- Document excerpt -
Another way to get the meaning, which is usually a privilege of native speakers, is to hear how people use it as you grow up so you get to grasp the meaning.  As a child, if I kept doing something again and again and again my mum would say (as an example) فكي عنه/منه, she doesn’t say that if I do something continuously, in which case she usually says: جوزي منه/عنه

I don’t know whether I made myself clear or not.  I tried my best though.

- Stated task A -
Could you write out the part of the post on learning word meanings starting with "Another way to" and going on through "my best though."?
The post and the records have nothing to do with each other.

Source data
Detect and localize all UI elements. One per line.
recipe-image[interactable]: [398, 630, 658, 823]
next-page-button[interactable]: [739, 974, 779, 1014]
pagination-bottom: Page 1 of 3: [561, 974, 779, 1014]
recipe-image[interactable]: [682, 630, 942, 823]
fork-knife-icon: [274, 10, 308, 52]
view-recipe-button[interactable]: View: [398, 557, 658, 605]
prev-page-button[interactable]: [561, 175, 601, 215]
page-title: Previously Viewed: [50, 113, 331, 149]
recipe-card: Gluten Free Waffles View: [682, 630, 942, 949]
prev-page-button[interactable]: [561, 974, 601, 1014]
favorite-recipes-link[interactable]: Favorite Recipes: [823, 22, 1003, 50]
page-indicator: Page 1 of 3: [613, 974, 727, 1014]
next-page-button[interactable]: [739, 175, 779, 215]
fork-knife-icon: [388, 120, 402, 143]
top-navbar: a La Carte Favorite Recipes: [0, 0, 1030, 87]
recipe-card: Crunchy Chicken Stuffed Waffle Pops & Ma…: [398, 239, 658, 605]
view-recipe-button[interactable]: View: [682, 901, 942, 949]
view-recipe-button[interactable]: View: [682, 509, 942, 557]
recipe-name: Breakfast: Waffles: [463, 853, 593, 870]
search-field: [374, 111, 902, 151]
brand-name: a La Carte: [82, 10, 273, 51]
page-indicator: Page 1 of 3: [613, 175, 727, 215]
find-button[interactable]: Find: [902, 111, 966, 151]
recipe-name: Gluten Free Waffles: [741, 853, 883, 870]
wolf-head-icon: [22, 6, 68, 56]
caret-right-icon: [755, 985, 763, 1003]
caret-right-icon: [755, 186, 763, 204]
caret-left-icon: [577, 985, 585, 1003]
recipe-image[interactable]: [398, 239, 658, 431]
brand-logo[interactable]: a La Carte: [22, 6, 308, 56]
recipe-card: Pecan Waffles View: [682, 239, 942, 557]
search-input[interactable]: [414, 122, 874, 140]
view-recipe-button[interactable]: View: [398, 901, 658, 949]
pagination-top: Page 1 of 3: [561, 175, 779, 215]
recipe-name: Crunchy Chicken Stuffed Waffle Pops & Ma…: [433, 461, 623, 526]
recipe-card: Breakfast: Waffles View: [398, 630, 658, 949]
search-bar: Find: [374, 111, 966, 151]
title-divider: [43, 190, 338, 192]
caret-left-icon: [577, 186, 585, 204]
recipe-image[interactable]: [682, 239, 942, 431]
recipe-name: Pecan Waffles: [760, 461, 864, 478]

- Stated task B -
Can you repeat the records from their first line through the line that contains "view-recipe-button[interactable]: View: [682, 901, 942, 949]"?

- Worked answer A -
Another way to get the meaning, which is usually a privilege of native speakers, is to hear how people use it as you grow up so you get to grasp the meaning.  As a child, if I kept doing something again and again and again my mum would say (as an example) فكي عنه/منه, she doesn’t say that if I do something continuously, in which case she usually says: جوزي منه/عنه

I don’t know whether I made myself clear or not.  I tried my best though.

- Worked answer B -
Detect and localize all UI elements. One per line.
recipe-image[interactable]: [398, 630, 658, 823]
next-page-button[interactable]: [739, 974, 779, 1014]
pagination-bottom: Page 1 of 3: [561, 974, 779, 1014]
recipe-image[interactable]: [682, 630, 942, 823]
fork-knife-icon: [274, 10, 308, 52]
view-recipe-button[interactable]: View: [398, 557, 658, 605]
prev-page-button[interactable]: [561, 175, 601, 215]
page-title: Previously Viewed: [50, 113, 331, 149]
recipe-card: Gluten Free Waffles View: [682, 630, 942, 949]
prev-page-button[interactable]: [561, 974, 601, 1014]
favorite-recipes-link[interactable]: Favorite Recipes: [823, 22, 1003, 50]
page-indicator: Page 1 of 3: [613, 974, 727, 1014]
next-page-button[interactable]: [739, 175, 779, 215]
fork-knife-icon: [388, 120, 402, 143]
top-navbar: a La Carte Favorite Recipes: [0, 0, 1030, 87]
recipe-card: Crunchy Chicken Stuffed Waffle Pops & Ma…: [398, 239, 658, 605]
view-recipe-button[interactable]: View: [682, 901, 942, 949]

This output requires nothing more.